- **PROMPT**:
Set down the whole listing verbatim.

──────

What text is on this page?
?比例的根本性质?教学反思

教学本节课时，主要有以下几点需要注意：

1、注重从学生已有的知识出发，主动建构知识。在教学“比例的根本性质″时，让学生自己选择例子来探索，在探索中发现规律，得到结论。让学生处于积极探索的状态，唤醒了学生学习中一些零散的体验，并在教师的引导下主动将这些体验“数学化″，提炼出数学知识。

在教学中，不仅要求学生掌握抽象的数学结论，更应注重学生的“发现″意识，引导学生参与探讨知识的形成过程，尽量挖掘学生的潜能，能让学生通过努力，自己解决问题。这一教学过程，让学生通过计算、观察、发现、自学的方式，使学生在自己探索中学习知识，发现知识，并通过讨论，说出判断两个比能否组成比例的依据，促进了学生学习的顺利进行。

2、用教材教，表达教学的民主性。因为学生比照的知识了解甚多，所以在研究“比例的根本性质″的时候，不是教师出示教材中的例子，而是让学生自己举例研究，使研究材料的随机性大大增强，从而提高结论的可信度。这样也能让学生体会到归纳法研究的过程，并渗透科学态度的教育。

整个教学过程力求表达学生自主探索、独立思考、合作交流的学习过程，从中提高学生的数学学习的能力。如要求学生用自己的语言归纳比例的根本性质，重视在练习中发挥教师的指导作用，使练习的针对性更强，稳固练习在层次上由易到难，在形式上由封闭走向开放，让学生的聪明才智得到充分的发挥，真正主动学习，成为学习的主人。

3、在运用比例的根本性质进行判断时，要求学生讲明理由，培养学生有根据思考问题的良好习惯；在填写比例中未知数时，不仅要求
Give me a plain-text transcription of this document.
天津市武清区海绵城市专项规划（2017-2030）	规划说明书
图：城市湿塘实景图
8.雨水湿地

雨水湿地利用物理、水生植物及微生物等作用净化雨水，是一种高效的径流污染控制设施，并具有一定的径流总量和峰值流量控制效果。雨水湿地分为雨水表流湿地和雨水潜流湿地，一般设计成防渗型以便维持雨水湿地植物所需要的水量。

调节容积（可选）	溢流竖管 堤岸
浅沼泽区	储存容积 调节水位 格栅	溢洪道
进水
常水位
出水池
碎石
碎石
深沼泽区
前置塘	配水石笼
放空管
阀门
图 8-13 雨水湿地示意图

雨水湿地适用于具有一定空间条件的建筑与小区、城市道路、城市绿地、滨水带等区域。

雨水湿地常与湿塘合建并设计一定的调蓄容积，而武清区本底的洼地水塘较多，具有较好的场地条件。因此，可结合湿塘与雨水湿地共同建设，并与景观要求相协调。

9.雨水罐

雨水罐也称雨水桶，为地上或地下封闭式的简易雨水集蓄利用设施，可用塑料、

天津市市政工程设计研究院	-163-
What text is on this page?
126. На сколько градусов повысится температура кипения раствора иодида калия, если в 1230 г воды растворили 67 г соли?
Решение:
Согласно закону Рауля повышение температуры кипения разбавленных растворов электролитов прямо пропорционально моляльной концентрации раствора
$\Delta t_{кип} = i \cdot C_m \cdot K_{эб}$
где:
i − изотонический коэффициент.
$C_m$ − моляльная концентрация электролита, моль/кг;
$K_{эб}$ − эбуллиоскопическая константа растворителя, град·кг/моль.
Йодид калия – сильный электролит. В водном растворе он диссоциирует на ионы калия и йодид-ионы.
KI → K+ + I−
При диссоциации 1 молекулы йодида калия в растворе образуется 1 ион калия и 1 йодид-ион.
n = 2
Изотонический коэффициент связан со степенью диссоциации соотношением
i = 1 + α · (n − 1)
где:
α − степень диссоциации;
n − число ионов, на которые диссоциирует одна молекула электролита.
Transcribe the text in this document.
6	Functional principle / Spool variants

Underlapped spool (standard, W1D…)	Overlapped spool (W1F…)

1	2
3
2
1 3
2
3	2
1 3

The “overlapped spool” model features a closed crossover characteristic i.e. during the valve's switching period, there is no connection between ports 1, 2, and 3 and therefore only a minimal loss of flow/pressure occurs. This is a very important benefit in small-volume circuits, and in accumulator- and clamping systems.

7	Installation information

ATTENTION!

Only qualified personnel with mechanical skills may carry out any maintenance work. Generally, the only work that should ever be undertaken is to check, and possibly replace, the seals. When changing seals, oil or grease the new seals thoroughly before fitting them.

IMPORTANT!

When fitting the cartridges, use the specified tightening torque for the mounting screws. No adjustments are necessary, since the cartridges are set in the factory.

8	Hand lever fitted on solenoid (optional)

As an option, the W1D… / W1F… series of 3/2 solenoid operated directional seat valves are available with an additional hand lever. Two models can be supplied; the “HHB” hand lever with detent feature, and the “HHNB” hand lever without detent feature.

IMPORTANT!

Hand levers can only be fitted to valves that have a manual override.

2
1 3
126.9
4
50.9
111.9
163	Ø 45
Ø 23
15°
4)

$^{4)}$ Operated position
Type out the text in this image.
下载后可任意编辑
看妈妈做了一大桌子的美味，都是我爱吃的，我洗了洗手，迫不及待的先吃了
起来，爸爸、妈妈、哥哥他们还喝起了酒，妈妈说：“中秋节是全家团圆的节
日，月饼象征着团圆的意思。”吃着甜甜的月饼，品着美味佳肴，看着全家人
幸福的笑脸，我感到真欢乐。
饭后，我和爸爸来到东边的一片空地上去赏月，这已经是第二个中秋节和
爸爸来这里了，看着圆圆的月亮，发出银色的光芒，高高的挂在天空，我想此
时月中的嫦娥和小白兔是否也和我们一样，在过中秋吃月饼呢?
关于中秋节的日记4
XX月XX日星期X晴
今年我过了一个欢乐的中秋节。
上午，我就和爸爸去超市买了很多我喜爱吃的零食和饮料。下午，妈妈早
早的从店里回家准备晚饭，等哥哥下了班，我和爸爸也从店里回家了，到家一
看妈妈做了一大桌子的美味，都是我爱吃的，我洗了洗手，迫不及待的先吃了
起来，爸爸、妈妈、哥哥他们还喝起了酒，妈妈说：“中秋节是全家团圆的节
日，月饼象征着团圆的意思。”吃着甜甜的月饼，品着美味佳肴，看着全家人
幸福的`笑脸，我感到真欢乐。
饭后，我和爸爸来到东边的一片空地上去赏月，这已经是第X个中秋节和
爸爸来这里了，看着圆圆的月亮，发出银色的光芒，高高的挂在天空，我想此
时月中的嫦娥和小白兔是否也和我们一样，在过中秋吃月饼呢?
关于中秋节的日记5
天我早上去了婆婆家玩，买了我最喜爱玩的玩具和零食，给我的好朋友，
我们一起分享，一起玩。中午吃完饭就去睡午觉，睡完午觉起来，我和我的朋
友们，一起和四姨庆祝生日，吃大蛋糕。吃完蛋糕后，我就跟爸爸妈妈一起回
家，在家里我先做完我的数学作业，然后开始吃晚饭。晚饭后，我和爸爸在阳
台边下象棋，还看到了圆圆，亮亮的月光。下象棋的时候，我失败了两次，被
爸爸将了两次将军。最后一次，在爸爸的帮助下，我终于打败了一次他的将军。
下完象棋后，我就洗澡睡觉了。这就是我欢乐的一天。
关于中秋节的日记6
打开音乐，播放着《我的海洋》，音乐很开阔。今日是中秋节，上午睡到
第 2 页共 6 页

──────

- **EXERCISE RESPONSE**:
What text is on this page?
?比例的根本性质?教学反思

教学本节课时，主要有以下几点需要注意：

1、注重从学生已有的知识出发，主动建构知识。在教学“比例的根本性质″时，让学生自己选择例子来探索，在探索中发现规律，得到结论。让学生处于积极探索的状态，唤醒了学生学习中一些零散的体验，并在教师的引导下主动将这些体验“数学化″，提炼出数学知识。

在教学中，不仅要求学生掌握抽象的数学结论，更应注重学生的“发现″意识，引导学生参与探讨知识的形成过程，尽量挖掘学生的潜能，能让学生通过努力，自己解决问题。这一教学过程，让学生通过计算、观察、发现、自学的方式，使学生在自己探索中学习知识，发现知识，并通过讨论，说出判断两个比能否组成比例的依据，促进了学生学习的顺利进行。

2、用教材教，表达教学的民主性。因为学生比照的知识了解甚多，所以在研究“比例的根本性质″的时候，不是教师出示教材中的例子，而是让学生自己举例研究，使研究材料的随机性大大增强，从而提高结论的可信度。这样也能让学生体会到归纳法研究的过程，并渗透科学态度的教育。

整个教学过程力求表达学生自主探索、独立思考、合作交流的学习过程，从中提高学生的数学学习的能力。如要求学生用自己的语言归纳比例的根本性质，重视在练习中发挥教师的指导作用，使练习的针对性更强，稳固练习在层次上由易到难，在形式上由封闭走向开放，让学生的聪明才智得到充分的发挥，真正主动学习，成为学习的主人。

3、在运用比例的根本性质进行判断时，要求学生讲明理由，培养学生有根据思考问题的良好习惯；在填写比例中未知数时，不仅要求
Give me a plain-text transcription of this document.
天津市武清区海绵城市专项规划（2017-2030）	规划说明书
图：城市湿塘实景图
8.雨水湿地

雨水湿地利用物理、水生植物及微生物等作用净化雨水，是一种高效的径流污染控制设施，并具有一定的径流总量和峰值流量控制效果。雨水湿地分为雨水表流湿地和雨水潜流湿地，一般设计成防渗型以便维持雨水湿地植物所需要的水量。

调节容积（可选）	溢流竖管 堤岸
浅沼泽区	储存容积 调节水位 格栅	溢洪道
进水
常水位
出水池
碎石
碎石
深沼泽区
前置塘	配水石笼
放空管
阀门
图 8-13 雨水湿地示意图

雨水湿地适用于具有一定空间条件的建筑与小区、城市道路、城市绿地、滨水带等区域。

雨水湿地常与湿塘合建并设计一定的调蓄容积，而武清区本底的洼地水塘较多，具有较好的场地条件。因此，可结合湿塘与雨水湿地共同建设，并与景观要求相协调。

9.雨水罐

雨水罐也称雨水桶，为地上或地下封闭式的简易雨水集蓄利用设施，可用塑料、

天津市市政工程设计研究院	-163-
What text is on this page?
126. На сколько градусов повысится температура кипения раствора иодида калия, если в 1230 г воды растворили 67 г соли?
Решение:
Согласно закону Рауля повышение температуры кипения разбавленных растворов электролитов прямо пропорционально моляльной концентрации раствора
$\Delta t_{кип} = i \cdot C_m \cdot K_{эб}$
где:
i − изотонический коэффициент.
$C_m$ − моляльная концентрация электролита, моль/кг;
$K_{эб}$ − эбуллиоскопическая константа растворителя, град·кг/моль.
Йодид калия – сильный электролит. В водном растворе он диссоциирует на ионы калия и йодид-ионы.
KI → K+ + I−
При диссоциации 1 молекулы йодида калия в растворе образуется 1 ион калия и 1 йодид-ион.
n = 2
Изотонический коэффициент связан со степенью диссоциации соотношением
i = 1 + α · (n − 1)
где:
α − степень диссоциации;
n − число ионов, на которые диссоциирует одна молекула электролита.
Transcribe the text in this document.
6	Functional principle / Spool variants

Underlapped spool (standard, W1D…)	Overlapped spool (W1F…)

1	2
3
2
1 3
2
3	2
1 3

The “overlapped spool” model features a closed crossover characteristic i.e. during the valve's switching period, there is no connection between ports 1, 2, and 3 and therefore only a minimal loss of flow/pressure occurs. This is a very important benefit in small-volume circuits, and in accumulator- and clamping systems.

7	Installation information

ATTENTION!

Only qualified personnel with mechanical skills may carry out any maintenance work. Generally, the only work that should ever be undertaken is to check, and possibly replace, the seals. When changing seals, oil or grease the new seals thoroughly before fitting them.

IMPORTANT!

When fitting the cartridges, use the specified tightening torque for the mounting screws. No adjustments are necessary, since the cartridges are set in the factory.

8	Hand lever fitted on solenoid (optional)

As an option, the W1D… / W1F… series of 3/2 solenoid operated directional seat valves are available with an additional hand lever. Two models can be supplied; the “HHB” hand lever with detent feature, and the “HHNB” hand lever without detent feature.

IMPORTANT!

Hand levers can only be fitted to valves that have a manual override.

2
1 3
126.9
4
50.9
111.9
163	Ø 45
Ø 23
15°
4)

$^{4)}$ Operated position
Type out the text in this image.
下载后可任意编辑
看妈妈做了一大桌子的美味，都是我爱吃的，我洗了洗手，迫不及待的先吃了
起来，爸爸、妈妈、哥哥他们还喝起了酒，妈妈说：“中秋节是全家团圆的节
日，月饼象征着团圆的意思。”吃着甜甜的月饼，品着美味佳肴，看着全家人
幸福的笑脸，我感到真欢乐。
饭后，我和爸爸来到东边的一片空地上去赏月，这已经是第二个中秋节和
爸爸来这里了，看着圆圆的月亮，发出银色的光芒，高高的挂在天空，我想此
时月中的嫦娥和小白兔是否也和我们一样，在过中秋吃月饼呢?
关于中秋节的日记4
XX月XX日星期X晴
今年我过了一个欢乐的中秋节。
上午，我就和爸爸去超市买了很多我喜爱吃的零食和饮料。下午，妈妈早
早的从店里回家准备晚饭，等哥哥下了班，我和爸爸也从店里回家了，到家一
看妈妈做了一大桌子的美味，都是我爱吃的，我洗了洗手，迫不及待的先吃了
起来，爸爸、妈妈、哥哥他们还喝起了酒，妈妈说：“中秋节是全家团圆的节
日，月饼象征着团圆的意思。”吃着甜甜的月饼，品着美味佳肴，看着全家人
幸福的`笑脸，我感到真欢乐。
饭后，我和爸爸来到东边的一片空地上去赏月，这已经是第X个中秋节和
爸爸来这里了，看着圆圆的月亮，发出银色的光芒，高高的挂在天空，我想此
时月中的嫦娥和小白兔是否也和我们一样，在过中秋吃月饼呢?
关于中秋节的日记5
天我早上去了婆婆家玩，买了我最喜爱玩的玩具和零食，给我的好朋友，
我们一起分享，一起玩。中午吃完饭就去睡午觉，睡完午觉起来，我和我的朋
友们，一起和四姨庆祝生日，吃大蛋糕。吃完蛋糕后，我就跟爸爸妈妈一起回
家，在家里我先做完我的数学作业，然后开始吃晚饭。晚饭后，我和爸爸在阳
台边下象棋，还看到了圆圆，亮亮的月光。下象棋的时候，我失败了两次，被
爸爸将了两次将军。最后一次，在爸爸的帮助下，我终于打败了一次他的将军。
下完象棋后，我就洗澡睡觉了。这就是我欢乐的一天。
关于中秋节的日记6
打开音乐，播放着《我的海洋》，音乐很开阔。今日是中秋节，上午睡到
第 2 页共 6 页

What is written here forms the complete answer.